■ EXERCISE DESCRIPTION ■
Copy each line of the entries beneath that contains the word "this".

A block of data
···

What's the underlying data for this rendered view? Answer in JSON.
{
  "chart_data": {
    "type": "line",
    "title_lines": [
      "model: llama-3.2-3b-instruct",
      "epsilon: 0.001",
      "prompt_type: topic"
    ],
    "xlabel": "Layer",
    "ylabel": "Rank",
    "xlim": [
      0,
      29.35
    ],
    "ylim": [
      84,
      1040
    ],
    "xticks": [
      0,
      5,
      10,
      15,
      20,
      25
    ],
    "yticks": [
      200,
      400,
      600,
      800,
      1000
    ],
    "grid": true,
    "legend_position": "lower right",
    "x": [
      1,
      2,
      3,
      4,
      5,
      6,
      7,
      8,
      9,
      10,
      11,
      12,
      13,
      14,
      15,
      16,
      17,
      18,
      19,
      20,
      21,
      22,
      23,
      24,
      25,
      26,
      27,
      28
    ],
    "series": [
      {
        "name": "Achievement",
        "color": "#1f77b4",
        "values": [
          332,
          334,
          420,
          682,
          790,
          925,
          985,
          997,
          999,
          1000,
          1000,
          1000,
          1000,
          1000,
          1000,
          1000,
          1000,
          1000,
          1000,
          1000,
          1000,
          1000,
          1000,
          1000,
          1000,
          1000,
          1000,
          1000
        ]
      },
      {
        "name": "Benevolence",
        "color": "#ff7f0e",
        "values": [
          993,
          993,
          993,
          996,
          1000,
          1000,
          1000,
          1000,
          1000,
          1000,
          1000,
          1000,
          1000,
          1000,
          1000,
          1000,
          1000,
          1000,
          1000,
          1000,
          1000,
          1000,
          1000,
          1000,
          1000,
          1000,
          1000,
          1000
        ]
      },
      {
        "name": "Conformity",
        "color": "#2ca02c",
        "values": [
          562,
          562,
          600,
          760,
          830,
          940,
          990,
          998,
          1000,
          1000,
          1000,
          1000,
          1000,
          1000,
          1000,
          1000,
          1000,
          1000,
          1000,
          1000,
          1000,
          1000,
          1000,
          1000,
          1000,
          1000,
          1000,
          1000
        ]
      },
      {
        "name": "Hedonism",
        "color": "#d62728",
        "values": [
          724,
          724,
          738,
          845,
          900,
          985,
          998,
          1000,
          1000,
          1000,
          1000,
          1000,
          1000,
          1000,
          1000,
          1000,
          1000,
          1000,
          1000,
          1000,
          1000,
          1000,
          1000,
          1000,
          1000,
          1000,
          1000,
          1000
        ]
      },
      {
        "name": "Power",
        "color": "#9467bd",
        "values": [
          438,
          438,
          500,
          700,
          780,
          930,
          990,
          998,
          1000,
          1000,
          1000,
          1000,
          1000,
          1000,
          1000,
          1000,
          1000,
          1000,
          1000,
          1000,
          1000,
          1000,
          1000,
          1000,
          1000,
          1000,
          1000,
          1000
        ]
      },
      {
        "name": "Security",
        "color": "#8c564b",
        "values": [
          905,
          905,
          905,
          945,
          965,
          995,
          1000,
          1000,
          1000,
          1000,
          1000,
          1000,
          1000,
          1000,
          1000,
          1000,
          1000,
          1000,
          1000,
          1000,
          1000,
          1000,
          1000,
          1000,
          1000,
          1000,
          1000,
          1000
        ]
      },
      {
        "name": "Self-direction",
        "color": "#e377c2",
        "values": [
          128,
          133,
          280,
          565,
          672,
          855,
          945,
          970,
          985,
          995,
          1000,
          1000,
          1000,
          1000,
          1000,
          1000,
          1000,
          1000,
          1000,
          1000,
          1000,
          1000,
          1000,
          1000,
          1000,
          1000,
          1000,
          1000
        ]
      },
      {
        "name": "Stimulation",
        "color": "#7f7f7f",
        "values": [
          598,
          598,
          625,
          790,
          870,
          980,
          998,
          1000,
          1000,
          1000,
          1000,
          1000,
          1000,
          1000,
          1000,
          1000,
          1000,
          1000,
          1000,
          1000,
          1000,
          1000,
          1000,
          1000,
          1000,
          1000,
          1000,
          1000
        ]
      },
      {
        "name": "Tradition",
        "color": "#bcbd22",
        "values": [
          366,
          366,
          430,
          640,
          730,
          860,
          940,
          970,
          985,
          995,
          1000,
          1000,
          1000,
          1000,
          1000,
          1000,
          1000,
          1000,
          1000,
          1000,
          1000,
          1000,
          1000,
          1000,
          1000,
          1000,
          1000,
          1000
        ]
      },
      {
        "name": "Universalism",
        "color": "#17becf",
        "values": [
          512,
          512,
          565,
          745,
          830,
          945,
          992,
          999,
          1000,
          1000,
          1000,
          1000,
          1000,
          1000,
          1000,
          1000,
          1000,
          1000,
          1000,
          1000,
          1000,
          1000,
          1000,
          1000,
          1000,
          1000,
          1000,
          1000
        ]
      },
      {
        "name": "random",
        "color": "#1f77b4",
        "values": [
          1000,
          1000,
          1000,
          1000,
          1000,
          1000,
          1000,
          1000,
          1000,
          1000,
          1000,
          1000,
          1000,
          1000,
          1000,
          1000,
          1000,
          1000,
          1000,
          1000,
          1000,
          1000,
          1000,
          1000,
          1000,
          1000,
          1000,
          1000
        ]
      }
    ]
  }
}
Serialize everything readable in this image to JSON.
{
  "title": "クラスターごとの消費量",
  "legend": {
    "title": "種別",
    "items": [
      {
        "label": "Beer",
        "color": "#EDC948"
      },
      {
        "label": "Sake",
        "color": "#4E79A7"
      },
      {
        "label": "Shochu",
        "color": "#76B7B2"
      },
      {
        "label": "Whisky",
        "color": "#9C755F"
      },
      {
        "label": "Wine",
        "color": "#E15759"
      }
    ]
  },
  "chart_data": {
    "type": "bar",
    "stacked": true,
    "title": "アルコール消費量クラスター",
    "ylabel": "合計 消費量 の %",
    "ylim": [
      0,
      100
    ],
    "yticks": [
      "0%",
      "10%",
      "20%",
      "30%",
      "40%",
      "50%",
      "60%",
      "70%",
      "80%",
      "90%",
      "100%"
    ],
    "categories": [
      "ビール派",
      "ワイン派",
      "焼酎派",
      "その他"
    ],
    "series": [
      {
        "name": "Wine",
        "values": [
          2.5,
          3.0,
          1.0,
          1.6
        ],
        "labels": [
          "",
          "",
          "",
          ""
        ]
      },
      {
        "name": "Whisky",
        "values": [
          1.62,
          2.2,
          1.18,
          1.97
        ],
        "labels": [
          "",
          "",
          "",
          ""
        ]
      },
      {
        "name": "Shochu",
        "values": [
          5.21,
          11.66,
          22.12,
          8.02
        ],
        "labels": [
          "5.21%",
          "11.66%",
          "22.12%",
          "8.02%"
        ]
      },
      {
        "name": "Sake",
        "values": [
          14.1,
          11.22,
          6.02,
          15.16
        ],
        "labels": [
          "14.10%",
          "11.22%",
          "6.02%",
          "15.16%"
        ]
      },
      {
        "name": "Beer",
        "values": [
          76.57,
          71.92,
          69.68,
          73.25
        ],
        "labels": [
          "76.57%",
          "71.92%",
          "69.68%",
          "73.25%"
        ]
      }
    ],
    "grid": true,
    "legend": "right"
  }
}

···

■ TASK RESULT ■
What's the underlying data for this rendered view? Answer in JSON.
Serialize everything readable in this image to JSON.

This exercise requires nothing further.